start Dataset

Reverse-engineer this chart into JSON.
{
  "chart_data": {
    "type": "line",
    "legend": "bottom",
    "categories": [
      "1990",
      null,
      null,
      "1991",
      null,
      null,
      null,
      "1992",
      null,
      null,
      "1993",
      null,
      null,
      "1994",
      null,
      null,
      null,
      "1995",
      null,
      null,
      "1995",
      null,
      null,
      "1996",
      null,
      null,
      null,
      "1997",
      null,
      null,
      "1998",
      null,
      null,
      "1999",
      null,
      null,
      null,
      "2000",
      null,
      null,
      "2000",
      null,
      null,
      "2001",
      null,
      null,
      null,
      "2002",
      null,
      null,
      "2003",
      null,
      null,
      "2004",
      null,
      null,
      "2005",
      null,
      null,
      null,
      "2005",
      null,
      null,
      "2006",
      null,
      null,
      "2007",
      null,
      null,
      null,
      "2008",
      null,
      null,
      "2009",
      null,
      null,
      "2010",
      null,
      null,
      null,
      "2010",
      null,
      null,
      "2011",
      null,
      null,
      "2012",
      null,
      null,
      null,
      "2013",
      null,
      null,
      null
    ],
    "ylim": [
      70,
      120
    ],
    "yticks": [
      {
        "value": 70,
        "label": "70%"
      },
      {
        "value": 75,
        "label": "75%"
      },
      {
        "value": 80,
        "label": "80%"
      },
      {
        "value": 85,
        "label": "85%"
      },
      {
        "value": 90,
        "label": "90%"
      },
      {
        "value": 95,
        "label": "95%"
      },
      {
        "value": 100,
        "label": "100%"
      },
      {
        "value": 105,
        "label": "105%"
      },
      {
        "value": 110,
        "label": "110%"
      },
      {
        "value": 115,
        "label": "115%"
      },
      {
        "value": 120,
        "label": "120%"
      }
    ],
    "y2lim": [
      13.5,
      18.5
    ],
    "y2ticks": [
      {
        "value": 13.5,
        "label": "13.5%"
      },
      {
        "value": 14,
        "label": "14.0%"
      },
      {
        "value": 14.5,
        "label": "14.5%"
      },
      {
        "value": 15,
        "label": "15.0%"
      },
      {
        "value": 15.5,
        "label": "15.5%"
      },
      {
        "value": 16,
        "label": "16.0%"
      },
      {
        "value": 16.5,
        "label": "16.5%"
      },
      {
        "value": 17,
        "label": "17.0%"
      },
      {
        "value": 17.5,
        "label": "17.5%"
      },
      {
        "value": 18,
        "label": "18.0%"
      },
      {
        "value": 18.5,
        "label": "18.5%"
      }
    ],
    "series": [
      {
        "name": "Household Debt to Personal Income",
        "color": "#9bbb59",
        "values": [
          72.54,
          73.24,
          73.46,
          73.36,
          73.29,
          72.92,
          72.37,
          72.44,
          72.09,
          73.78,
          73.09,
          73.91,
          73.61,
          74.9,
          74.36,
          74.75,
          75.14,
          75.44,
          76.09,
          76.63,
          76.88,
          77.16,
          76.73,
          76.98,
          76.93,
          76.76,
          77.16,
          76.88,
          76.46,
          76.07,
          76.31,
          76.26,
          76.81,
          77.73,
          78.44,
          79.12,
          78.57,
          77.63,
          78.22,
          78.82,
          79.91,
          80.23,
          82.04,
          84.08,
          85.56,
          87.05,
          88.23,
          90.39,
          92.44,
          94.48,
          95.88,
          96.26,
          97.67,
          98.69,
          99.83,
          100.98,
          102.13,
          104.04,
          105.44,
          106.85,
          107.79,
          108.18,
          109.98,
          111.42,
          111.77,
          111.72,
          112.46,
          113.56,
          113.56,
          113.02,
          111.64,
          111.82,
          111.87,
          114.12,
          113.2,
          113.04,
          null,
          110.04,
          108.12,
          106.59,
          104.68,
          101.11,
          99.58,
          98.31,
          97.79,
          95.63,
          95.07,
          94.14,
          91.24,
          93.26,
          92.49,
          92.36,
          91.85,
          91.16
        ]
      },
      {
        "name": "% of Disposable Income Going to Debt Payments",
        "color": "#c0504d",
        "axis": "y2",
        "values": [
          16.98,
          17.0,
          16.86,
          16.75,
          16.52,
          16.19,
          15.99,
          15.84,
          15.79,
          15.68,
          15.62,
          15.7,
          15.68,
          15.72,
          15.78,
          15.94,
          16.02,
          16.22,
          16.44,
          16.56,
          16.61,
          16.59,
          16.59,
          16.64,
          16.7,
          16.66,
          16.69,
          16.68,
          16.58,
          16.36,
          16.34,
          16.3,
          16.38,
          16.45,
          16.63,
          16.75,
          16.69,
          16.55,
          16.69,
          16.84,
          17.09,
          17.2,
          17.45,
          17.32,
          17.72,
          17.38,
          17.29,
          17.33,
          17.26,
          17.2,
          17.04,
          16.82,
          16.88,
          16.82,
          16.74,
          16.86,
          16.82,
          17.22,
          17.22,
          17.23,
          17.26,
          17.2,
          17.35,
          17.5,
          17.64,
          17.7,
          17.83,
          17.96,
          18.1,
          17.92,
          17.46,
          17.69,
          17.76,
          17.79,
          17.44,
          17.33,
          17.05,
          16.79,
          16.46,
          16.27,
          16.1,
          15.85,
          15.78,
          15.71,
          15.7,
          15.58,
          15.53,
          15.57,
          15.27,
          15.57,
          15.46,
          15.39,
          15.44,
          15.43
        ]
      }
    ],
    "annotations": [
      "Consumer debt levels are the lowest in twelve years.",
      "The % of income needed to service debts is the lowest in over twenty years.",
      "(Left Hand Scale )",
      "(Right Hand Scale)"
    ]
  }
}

end Dataset

→ Objective:
Retype every record above exactly as written.

→ Answer in full:
Reverse-engineer this chart into JSON.
{
  "chart_data": {
    "type": "line",
    "legend": "bottom",
    "categories": [
      "1990",
      null,
      null,
      "1991",
      null,
      null,
      null,
      "1992",
      null,
      null,
      "1993",
      null,
      null,
      "1994",
      null,
      null,
      null,
      "1995",
      null,
      null,
      "1995",
      null,
      null,
      "1996",
      null,
      null,
      null,
      "1997",
      null,
      null,
      "1998",
      null,
      null,
      "1999",
      null,
      null,
      null,
      "2000",
      null,
      null,
      "2000",
      null,
      null,
      "2001",
      null,
      null,
      null,
      "2002",
      null,
      null,
      "2003",
      null,
      null,
      "2004",
      null,
      null,
      "2005",
      null,
      null,
      null,
      "2005",
      null,
      null,
      "2006",
      null,
      null,
      "2007",
      null,
      null,
      null,
      "2008",
      null,
      null,
      "2009",
      null,
      null,
      "2010",
      null,
      null,
      null,
      "2010",
      null,
      null,
      "2011",
      null,
      null,
      "2012",
      null,
      null,
      null,
      "2013",
      null,
      null,
      null
    ],
    "ylim": [
      70,
      120
    ],
    "yticks": [
      {
        "value": 70,
        "label": "70%"
      },
      {
        "value": 75,
        "label": "75%"
      },
      {
        "value": 80,
        "label": "80%"
      },
      {
        "value": 85,
        "label": "85%"
      },
      {
        "value": 90,
        "label": "90%"
      },
      {
        "value": 95,
        "label": "95%"
      },
      {
        "value": 100,
        "label": "100%"
      },
      {
        "value": 105,
        "label": "105%"
      },
      {
        "value": 110,
        "label": "110%"
      },
      {
        "value": 115,
        "label": "115%"
      },
      {
        "value": 120,
        "label": "120%"
      }
    ],
    "y2lim": [
      13.5,
      18.5
    ],
    "y2ticks": [
      {
        "value": 13.5,
        "label": "13.5%"
      },
      {
        "value": 14,
        "label": "14.0%"
      },
      {
        "value": 14.5,
        "label": "14.5%"
      },
      {
        "value": 15,
        "label": "15.0%"
      },
      {
        "value": 15.5,
        "label": "15.5%"
      },
      {
        "value": 16,
        "label": "16.0%"
      },
      {
        "value": 16.5,
        "label": "16.5%"
      },
      {
        "value": 17,
        "label": "17.0%"
      },
      {
        "value": 17.5,
        "label": "17.5%"
      },
      {
        "value": 18,
        "label": "18.0%"
      },
      {
        "value": 18.5,
        "label": "18.5%"
      }
    ],
    "series": [
      {
        "name": "Household Debt to Personal Income",
        "color": "#9bbb59",
        "values": [
          72.54,
          73.24,
          73.46,
          73.36,
          73.29,
          72.92,
          72.37,
          72.44,
          72.09,
          73.78,
          73.09,
          73.91,
          73.61,
          74.9,
          74.36,
          74.75,
          75.14,
          75.44,
          76.09,
          76.63,
          76.88,
          77.16,
          76.73,
          76.98,
          76.93,
          76.76,
          77.16,
          76.88,
          76.46,
          76.07,
          76.31,
          76.26,
          76.81,
          77.73,
          78.44,
          79.12,
          78.57,
          77.63,
          78.22,
          78.82,
          79.91,
          80.23,
          82.04,
          84.08,
          85.56,
          87.05,
          88.23,
          90.39,
          92.44,
          94.48,
          95.88,
          96.26,
          97.67,
          98.69,
          99.83,
          100.98,
          102.13,
          104.04,
          105.44,
          106.85,
          107.79,
          108.18,
          109.98,
          111.42,
          111.77,
          111.72,
          112.46,
          113.56,
          113.56,
          113.02,
          111.64,
          111.82,
          111.87,
          114.12,
          113.2,
          113.04,
          null,
          110.04,
          108.12,
          106.59,
          104.68,
          101.11,
          99.58,
          98.31,
          97.79,
          95.63,
          95.07,
          94.14,
          91.24,
          93.26,
          92.49,
          92.36,
          91.85,
          91.16
        ]
      },
      {
        "name": "% of Disposable Income Going to Debt Payments",
        "color": "#c0504d",
        "axis": "y2",
        "values": [
          16.98,
          17.0,
          16.86,
          16.75,
          16.52,
          16.19,
          15.99,
          15.84,
          15.79,
          15.68,
          15.62,
          15.7,
          15.68,
          15.72,
          15.78,
          15.94,
          16.02,
          16.22,
          16.44,
          16.56,
          16.61,
          16.59,
          16.59,
          16.64,
          16.7,
          16.66,
          16.69,
          16.68,
          16.58,
          16.36,
          16.34,
          16.3,
          16.38,
          16.45,
          16.63,
          16.75,
          16.69,
          16.55,
          16.69,
          16.84,
          17.09,
          17.2,
          17.45,
          17.32,
          17.72,
          17.38,
          17.29,
          17.33,
          17.26,
          17.2,
          17.04,
          16.82,
          16.88,
          16.82,
          16.74,
          16.86,
          16.82,
          17.22,
          17.22,
          17.23,
          17.26,
          17.2,
          17.35,
          17.5,
          17.64,
          17.7,
          17.83,
          17.96,
          18.1,
          17.92,
          17.46,
          17.69,
          17.76,
          17.79,
          17.44,
          17.33,
          17.05,
          16.79,
          16.46,
          16.27,
          16.1,
          15.85,
          15.78,
          15.71,
          15.7,
          15.58,
          15.53,
          15.57,
          15.27,
          15.57,
          15.46,
          15.39,
          15.44,
          15.43
        ]
      }
    ],
    "annotations": [
      "Consumer debt levels are the lowest in twelve years.",
      "The % of income needed to service debts is the lowest in over twenty years.",
      "(Left Hand Scale )",
      "(Right Hand Scale)"
    ]
  }
}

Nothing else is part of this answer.